STATED PROBLEM:
Every line that contains the word "UAVs" should be copied.

DATA ENTRIES:
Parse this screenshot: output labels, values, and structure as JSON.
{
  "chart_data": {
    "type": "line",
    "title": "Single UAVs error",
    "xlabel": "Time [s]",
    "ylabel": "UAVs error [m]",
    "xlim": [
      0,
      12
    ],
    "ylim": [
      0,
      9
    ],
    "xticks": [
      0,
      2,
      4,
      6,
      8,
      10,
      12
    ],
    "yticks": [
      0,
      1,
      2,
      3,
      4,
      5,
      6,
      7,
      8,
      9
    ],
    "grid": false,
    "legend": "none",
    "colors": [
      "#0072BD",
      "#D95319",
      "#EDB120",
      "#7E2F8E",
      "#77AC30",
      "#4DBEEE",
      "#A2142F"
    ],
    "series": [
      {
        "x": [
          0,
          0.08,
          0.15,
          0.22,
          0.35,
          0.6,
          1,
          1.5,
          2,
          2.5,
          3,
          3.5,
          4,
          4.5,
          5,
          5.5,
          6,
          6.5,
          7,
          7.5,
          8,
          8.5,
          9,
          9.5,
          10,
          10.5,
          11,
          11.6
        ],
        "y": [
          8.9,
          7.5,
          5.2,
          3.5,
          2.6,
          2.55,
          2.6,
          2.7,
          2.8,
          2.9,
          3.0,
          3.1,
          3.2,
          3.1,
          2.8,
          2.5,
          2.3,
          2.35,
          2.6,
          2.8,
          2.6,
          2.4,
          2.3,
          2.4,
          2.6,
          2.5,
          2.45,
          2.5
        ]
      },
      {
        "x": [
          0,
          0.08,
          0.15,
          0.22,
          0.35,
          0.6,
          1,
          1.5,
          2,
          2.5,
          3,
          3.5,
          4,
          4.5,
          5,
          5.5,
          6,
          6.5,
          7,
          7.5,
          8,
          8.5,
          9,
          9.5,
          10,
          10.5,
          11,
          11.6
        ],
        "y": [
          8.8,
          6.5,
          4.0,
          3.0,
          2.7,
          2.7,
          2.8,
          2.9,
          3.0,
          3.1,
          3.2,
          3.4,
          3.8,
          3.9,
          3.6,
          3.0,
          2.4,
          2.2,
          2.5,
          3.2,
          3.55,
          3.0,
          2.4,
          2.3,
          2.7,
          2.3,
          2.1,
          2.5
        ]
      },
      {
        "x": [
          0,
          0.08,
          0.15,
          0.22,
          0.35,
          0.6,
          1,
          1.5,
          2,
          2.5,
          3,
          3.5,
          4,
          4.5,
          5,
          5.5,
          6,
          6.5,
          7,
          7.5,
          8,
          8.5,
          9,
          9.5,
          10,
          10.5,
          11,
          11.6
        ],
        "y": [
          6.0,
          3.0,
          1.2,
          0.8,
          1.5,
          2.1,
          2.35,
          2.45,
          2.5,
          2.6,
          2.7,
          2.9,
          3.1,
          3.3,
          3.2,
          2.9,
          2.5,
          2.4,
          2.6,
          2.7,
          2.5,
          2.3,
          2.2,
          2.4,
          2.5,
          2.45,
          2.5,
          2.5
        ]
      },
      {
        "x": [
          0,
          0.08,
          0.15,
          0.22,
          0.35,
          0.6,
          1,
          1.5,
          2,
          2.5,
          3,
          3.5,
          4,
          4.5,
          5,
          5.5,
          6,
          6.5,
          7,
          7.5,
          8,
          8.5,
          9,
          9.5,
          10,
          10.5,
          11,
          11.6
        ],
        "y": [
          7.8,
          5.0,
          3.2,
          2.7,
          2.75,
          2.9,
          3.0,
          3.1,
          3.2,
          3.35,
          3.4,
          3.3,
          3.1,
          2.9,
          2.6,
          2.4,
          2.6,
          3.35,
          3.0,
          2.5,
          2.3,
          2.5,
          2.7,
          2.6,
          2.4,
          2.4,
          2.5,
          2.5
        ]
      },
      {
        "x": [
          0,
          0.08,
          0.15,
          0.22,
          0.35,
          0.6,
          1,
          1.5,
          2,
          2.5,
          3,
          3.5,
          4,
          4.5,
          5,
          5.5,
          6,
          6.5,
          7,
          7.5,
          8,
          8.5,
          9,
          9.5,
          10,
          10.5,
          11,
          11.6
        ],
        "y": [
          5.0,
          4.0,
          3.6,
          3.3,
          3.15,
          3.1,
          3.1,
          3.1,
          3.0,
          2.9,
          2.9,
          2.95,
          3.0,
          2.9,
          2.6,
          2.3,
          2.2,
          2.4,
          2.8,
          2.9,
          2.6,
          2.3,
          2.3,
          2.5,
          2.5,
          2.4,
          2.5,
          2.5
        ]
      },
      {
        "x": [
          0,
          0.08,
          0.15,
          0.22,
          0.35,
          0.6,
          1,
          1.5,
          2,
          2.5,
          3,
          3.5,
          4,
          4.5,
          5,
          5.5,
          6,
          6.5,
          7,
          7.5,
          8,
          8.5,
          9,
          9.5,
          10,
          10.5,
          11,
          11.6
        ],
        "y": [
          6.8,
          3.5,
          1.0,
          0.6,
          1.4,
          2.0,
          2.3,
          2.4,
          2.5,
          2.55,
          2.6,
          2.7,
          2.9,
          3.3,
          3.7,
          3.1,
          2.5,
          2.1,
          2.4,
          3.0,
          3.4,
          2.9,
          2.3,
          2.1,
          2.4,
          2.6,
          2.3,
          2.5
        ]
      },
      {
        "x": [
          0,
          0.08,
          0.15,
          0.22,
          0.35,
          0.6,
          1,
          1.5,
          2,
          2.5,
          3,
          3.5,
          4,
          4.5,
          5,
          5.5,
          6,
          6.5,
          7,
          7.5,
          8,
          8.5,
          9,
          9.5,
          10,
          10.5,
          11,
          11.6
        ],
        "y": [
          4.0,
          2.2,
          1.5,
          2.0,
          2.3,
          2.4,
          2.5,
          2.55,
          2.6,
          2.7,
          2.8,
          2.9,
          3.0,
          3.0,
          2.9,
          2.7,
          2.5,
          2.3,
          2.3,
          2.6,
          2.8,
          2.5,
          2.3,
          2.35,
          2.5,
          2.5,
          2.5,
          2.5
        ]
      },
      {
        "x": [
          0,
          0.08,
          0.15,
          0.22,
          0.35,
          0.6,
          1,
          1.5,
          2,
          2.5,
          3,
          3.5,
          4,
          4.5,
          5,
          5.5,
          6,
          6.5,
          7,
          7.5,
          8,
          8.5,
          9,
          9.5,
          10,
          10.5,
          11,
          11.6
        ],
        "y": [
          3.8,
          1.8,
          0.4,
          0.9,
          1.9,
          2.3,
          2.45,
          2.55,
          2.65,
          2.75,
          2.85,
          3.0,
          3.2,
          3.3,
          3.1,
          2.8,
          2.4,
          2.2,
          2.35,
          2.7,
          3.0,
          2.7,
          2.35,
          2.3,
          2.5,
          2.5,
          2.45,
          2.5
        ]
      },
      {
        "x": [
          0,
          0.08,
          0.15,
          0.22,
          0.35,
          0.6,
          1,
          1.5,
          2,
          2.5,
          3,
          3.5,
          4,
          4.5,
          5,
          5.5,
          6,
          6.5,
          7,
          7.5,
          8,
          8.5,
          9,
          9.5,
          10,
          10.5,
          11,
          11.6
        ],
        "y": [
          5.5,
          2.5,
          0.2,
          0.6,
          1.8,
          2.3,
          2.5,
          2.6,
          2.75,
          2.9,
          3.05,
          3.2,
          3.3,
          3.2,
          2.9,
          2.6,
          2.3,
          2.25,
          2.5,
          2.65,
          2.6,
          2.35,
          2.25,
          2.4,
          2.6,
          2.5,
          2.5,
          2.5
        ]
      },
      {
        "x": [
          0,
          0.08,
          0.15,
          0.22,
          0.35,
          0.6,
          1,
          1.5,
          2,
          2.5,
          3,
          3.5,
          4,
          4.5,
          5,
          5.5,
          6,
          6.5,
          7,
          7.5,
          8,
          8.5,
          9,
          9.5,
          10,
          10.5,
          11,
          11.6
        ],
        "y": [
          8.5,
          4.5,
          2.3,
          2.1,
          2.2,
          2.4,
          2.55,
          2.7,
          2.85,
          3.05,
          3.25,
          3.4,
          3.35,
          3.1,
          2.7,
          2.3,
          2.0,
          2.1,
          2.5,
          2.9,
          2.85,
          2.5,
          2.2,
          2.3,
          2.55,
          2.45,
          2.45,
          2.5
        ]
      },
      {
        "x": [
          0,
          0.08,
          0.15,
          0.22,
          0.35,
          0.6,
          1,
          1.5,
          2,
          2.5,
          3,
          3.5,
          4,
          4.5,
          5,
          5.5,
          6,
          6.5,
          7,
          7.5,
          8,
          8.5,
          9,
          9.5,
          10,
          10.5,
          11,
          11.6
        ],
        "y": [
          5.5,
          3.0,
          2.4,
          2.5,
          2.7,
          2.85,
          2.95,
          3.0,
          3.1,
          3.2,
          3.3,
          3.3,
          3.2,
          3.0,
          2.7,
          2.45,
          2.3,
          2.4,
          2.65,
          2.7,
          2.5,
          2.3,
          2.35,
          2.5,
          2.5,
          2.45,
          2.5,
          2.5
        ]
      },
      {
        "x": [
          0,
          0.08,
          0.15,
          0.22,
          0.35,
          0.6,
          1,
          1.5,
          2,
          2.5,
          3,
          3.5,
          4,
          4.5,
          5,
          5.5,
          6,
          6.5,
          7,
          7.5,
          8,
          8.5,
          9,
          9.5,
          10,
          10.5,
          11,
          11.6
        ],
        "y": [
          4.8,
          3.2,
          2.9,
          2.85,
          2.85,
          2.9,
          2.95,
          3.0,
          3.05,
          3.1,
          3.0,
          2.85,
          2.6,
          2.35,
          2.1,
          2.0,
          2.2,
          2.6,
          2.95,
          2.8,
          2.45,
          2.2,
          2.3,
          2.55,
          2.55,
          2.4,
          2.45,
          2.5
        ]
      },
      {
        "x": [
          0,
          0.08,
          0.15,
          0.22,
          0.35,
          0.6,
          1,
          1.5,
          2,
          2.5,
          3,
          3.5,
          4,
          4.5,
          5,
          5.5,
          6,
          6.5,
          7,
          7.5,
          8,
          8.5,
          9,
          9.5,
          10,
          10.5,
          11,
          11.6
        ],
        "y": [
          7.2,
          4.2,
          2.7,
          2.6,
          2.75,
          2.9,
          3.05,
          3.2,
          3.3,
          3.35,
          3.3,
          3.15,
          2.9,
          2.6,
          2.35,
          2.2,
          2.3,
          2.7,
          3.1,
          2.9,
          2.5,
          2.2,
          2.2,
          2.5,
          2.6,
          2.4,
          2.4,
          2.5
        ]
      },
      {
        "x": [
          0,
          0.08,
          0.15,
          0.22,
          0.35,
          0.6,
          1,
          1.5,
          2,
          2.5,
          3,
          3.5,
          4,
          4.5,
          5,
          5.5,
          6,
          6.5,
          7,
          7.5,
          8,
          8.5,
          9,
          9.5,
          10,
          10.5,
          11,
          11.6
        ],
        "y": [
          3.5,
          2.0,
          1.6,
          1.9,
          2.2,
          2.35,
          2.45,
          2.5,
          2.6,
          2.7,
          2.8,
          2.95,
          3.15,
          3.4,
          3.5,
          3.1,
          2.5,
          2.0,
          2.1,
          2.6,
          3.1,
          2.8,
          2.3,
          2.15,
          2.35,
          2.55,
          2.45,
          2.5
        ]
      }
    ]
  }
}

RESULT BELOW:
    "title": "Single UAVs error",
    "ylabel": "UAVs error [m]",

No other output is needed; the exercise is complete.